> Data provided:
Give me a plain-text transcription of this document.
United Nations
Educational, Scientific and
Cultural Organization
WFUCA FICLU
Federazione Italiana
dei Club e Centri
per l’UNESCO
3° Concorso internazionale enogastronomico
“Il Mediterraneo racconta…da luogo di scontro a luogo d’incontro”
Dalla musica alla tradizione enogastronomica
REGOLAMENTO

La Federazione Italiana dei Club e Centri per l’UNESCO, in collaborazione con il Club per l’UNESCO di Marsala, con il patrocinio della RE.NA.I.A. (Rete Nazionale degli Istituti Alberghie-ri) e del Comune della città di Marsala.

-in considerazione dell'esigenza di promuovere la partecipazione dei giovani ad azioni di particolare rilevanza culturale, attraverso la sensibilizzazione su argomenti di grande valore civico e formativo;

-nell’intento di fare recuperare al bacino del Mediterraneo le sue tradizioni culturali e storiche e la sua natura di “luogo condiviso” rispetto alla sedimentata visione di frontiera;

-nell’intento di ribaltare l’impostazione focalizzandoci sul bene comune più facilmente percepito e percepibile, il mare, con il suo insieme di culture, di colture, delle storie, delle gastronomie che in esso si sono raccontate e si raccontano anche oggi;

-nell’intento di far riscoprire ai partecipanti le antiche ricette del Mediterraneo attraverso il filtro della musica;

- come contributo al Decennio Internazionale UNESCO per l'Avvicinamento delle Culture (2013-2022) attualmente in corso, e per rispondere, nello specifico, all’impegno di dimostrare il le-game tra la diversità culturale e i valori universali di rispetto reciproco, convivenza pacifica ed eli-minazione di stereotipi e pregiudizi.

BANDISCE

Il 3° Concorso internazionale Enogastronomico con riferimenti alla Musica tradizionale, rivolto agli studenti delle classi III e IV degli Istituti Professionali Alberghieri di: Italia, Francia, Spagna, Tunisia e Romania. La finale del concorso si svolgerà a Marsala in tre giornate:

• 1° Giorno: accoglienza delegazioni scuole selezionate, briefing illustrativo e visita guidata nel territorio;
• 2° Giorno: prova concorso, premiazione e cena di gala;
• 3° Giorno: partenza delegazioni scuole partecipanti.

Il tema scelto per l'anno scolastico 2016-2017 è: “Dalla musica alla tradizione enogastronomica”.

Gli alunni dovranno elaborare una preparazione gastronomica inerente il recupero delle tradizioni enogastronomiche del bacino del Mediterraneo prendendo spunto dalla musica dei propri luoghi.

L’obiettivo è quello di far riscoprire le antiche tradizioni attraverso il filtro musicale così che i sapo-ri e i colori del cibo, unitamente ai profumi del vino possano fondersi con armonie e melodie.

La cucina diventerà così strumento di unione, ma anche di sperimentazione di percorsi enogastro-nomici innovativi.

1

> Set task:
The records above should be restated word for word, please.

> Written solution:
Give me a plain-text transcription of this document.
United Nations
Educational, Scientific and
Cultural Organization
WFUCA FICLU
Federazione Italiana
dei Club e Centri
per l’UNESCO
3° Concorso internazionale enogastronomico
“Il Mediterraneo racconta…da luogo di scontro a luogo d’incontro”
Dalla musica alla tradizione enogastronomica
REGOLAMENTO

La Federazione Italiana dei Club e Centri per l’UNESCO, in collaborazione con il Club per l’UNESCO di Marsala, con il patrocinio della RE.NA.I.A. (Rete Nazionale degli Istituti Alberghie-ri) e del Comune della città di Marsala.

-in considerazione dell'esigenza di promuovere la partecipazione dei giovani ad azioni di particolare rilevanza culturale, attraverso la sensibilizzazione su argomenti di grande valore civico e formativo;

-nell’intento di fare recuperare al bacino del Mediterraneo le sue tradizioni culturali e storiche e la sua natura di “luogo condiviso” rispetto alla sedimentata visione di frontiera;

-nell’intento di ribaltare l’impostazione focalizzandoci sul bene comune più facilmente percepito e percepibile, il mare, con il suo insieme di culture, di colture, delle storie, delle gastronomie che in esso si sono raccontate e si raccontano anche oggi;

-nell’intento di far riscoprire ai partecipanti le antiche ricette del Mediterraneo attraverso il filtro della musica;

- come contributo al Decennio Internazionale UNESCO per l'Avvicinamento delle Culture (2013-2022) attualmente in corso, e per rispondere, nello specifico, all’impegno di dimostrare il le-game tra la diversità culturale e i valori universali di rispetto reciproco, convivenza pacifica ed eli-minazione di stereotipi e pregiudizi.

BANDISCE

Il 3° Concorso internazionale Enogastronomico con riferimenti alla Musica tradizionale, rivolto agli studenti delle classi III e IV degli Istituti Professionali Alberghieri di: Italia, Francia, Spagna, Tunisia e Romania. La finale del concorso si svolgerà a Marsala in tre giornate:

• 1° Giorno: accoglienza delegazioni scuole selezionate, briefing illustrativo e visita guidata nel territorio;
• 2° Giorno: prova concorso, premiazione e cena di gala;
• 3° Giorno: partenza delegazioni scuole partecipanti.

Il tema scelto per l'anno scolastico 2016-2017 è: “Dalla musica alla tradizione enogastronomica”.

Gli alunni dovranno elaborare una preparazione gastronomica inerente il recupero delle tradizioni enogastronomiche del bacino del Mediterraneo prendendo spunto dalla musica dei propri luoghi.

L’obiettivo è quello di far riscoprire le antiche tradizioni attraverso il filtro musicale così che i sapo-ri e i colori del cibo, unitamente ai profumi del vino possano fondersi con armonie e melodie.

La cucina diventerà così strumento di unione, ma anche di sperimentazione di percorsi enogastro-nomici innovativi.

1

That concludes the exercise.